- REQUIREMENTS:
In the entries below, how many lines hold the string "Weeks"? Give only the number.

- RECORDS FOR THIS TASK:

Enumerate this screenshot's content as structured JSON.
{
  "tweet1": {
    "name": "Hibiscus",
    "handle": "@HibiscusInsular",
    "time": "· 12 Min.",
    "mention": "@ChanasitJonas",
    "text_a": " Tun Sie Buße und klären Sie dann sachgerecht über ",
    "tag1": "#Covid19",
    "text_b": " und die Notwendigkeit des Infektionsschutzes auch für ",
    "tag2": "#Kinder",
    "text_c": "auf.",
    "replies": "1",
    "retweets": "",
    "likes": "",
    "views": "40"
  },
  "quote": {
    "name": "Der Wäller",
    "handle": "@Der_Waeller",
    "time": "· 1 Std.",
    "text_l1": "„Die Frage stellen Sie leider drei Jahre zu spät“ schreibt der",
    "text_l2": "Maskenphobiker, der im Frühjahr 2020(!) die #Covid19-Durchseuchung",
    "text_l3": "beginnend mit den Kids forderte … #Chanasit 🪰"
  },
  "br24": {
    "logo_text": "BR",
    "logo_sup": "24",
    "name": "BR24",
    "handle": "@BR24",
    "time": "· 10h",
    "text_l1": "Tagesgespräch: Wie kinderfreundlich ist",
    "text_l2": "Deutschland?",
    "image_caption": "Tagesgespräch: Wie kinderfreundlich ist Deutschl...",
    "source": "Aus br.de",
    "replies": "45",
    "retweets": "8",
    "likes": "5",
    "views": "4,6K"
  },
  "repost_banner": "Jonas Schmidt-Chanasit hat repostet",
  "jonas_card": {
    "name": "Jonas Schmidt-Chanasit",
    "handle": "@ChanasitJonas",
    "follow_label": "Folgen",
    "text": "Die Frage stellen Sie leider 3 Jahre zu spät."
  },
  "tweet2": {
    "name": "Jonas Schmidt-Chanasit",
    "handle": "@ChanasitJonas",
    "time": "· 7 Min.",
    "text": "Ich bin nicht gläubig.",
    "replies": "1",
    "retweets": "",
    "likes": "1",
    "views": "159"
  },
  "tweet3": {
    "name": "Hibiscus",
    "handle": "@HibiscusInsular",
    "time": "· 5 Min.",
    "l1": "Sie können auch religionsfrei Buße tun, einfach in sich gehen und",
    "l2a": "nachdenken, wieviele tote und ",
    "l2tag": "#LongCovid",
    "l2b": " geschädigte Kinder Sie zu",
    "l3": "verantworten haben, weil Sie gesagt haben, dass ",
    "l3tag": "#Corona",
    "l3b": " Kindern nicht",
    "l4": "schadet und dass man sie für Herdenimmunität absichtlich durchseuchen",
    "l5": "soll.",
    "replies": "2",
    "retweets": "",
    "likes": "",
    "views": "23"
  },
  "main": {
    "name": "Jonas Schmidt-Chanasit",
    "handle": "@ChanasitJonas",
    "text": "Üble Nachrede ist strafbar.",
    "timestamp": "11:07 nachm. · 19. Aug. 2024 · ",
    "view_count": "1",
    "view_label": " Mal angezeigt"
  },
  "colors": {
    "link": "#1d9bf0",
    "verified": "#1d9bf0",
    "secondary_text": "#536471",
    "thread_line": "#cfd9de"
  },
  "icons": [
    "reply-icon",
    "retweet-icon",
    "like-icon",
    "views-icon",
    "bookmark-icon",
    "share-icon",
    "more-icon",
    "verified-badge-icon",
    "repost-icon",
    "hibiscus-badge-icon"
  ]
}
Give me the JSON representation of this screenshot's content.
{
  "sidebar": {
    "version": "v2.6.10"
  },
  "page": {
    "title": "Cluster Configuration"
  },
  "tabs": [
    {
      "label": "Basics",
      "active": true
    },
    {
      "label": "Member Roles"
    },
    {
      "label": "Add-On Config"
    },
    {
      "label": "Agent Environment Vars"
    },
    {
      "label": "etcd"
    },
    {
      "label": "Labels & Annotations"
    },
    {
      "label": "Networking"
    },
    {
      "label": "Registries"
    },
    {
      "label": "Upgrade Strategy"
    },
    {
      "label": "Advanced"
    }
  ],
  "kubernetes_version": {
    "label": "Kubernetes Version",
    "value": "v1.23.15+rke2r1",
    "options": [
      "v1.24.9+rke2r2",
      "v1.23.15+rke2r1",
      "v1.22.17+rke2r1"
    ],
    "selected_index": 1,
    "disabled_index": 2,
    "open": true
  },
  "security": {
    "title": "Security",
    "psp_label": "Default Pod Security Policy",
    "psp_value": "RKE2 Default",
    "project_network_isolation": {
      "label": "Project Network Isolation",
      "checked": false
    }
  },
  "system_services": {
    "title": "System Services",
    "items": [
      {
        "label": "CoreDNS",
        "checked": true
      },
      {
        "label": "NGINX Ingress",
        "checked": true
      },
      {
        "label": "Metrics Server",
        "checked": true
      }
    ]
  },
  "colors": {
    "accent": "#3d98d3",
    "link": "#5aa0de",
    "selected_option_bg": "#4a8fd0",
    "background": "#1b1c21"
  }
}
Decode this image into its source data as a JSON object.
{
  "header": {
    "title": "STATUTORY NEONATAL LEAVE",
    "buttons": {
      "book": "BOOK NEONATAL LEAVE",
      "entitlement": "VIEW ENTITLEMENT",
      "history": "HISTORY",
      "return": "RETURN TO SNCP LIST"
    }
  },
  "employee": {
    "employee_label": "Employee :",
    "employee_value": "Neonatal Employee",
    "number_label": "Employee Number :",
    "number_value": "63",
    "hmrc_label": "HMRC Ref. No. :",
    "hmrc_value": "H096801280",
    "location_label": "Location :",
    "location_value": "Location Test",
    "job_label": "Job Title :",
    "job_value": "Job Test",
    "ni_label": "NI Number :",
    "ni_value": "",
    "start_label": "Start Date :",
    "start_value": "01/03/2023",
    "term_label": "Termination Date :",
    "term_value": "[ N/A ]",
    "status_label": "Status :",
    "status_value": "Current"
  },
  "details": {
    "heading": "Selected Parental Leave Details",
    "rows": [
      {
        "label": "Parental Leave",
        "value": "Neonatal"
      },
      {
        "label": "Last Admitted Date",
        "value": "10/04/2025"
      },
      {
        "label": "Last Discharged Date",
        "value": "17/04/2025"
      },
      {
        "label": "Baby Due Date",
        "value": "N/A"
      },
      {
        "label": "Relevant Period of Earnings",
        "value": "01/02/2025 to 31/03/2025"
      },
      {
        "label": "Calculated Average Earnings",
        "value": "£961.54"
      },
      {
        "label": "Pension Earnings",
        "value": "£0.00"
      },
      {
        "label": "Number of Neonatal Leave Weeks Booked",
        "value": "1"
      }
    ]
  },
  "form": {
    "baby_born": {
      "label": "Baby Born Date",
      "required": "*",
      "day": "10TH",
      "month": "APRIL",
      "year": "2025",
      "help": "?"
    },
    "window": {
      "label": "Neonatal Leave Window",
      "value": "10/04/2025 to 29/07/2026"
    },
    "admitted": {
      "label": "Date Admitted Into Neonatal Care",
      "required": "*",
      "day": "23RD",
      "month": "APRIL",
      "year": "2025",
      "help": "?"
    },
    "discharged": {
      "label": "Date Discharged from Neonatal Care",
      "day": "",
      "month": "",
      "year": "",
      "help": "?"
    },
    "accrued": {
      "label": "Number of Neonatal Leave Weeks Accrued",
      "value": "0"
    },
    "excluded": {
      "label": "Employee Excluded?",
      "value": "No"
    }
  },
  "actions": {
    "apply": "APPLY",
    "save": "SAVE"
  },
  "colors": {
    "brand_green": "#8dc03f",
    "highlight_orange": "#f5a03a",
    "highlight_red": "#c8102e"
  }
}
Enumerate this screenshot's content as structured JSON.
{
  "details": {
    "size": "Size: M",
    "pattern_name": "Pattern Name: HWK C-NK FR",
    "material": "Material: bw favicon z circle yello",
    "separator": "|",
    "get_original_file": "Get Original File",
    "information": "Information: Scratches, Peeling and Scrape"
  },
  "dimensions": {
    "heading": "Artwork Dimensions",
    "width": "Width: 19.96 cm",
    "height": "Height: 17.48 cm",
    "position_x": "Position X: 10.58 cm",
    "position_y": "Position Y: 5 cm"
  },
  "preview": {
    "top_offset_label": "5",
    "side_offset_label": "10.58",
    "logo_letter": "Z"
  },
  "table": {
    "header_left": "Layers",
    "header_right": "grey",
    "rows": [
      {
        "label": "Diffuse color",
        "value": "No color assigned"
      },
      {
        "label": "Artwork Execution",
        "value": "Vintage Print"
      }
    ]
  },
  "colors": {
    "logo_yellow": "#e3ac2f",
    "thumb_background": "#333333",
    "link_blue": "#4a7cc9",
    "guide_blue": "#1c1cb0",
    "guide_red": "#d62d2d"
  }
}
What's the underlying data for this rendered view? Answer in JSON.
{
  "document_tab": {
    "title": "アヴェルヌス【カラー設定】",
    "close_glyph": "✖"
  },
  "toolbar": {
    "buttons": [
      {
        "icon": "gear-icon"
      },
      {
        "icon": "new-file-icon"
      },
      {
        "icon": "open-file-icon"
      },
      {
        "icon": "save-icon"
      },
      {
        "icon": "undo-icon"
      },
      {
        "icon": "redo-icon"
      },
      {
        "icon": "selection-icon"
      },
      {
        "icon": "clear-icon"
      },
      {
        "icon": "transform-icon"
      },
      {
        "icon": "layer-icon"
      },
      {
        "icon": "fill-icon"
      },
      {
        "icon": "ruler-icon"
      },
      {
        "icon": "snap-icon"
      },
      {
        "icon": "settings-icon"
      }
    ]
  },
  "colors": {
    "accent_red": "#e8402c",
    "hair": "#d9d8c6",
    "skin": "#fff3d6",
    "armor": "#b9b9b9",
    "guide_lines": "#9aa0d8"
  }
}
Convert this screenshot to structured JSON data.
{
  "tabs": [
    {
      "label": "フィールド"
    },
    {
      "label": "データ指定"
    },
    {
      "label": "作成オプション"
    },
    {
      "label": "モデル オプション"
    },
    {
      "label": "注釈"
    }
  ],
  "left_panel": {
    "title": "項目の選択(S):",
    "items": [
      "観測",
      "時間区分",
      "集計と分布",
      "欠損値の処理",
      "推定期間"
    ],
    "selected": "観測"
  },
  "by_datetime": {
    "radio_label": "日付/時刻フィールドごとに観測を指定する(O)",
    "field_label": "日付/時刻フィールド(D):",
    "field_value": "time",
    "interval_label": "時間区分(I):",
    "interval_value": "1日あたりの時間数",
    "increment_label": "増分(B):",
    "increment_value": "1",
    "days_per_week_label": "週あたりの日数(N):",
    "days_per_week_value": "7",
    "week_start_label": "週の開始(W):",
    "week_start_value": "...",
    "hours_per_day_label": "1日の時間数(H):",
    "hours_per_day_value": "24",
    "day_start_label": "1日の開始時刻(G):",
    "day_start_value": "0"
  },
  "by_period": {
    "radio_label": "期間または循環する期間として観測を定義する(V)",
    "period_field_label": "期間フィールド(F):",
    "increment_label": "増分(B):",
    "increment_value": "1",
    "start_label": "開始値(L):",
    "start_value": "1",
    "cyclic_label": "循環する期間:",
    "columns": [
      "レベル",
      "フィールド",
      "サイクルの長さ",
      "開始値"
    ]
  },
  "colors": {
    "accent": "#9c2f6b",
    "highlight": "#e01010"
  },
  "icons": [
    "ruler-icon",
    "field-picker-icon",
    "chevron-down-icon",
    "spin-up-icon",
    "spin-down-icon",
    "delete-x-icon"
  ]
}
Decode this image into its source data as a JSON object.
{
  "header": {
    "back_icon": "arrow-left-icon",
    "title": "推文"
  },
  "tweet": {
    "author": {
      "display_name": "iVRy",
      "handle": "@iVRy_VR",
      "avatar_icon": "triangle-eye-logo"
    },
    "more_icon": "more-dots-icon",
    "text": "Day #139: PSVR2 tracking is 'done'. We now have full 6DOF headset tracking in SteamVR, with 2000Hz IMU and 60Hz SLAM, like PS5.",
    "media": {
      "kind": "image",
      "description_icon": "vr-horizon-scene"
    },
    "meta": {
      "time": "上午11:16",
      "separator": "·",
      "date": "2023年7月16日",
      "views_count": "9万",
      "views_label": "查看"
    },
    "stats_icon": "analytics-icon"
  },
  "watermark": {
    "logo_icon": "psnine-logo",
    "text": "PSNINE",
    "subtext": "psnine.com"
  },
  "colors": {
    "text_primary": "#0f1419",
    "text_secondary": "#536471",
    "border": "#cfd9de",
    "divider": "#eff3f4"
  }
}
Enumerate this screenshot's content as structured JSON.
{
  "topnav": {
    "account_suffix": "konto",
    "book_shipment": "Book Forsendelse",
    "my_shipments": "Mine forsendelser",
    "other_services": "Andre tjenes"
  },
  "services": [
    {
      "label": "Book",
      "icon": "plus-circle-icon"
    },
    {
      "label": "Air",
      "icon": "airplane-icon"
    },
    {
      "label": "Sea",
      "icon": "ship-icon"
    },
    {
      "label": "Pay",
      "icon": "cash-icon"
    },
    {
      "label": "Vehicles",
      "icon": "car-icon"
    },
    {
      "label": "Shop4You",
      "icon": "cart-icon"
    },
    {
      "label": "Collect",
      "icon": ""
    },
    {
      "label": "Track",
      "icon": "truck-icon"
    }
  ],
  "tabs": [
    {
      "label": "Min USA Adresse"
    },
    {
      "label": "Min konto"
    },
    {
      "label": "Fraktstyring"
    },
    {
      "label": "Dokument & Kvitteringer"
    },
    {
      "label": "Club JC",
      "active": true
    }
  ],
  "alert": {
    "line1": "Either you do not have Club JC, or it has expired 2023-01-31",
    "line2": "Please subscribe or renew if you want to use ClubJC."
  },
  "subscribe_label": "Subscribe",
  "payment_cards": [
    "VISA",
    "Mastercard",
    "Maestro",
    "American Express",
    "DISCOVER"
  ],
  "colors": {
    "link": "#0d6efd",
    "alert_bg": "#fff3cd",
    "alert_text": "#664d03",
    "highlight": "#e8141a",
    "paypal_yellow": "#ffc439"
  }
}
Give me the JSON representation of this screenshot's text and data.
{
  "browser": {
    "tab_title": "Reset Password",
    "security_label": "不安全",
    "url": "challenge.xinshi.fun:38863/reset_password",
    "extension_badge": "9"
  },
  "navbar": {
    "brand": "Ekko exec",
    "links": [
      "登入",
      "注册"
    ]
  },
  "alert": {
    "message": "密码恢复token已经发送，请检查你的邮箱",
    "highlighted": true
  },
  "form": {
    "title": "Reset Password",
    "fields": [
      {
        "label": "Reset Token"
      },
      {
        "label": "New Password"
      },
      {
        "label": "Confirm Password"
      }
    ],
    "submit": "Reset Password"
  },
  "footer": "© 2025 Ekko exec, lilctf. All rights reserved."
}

- RESPONSE TO THE EXERCISE:
2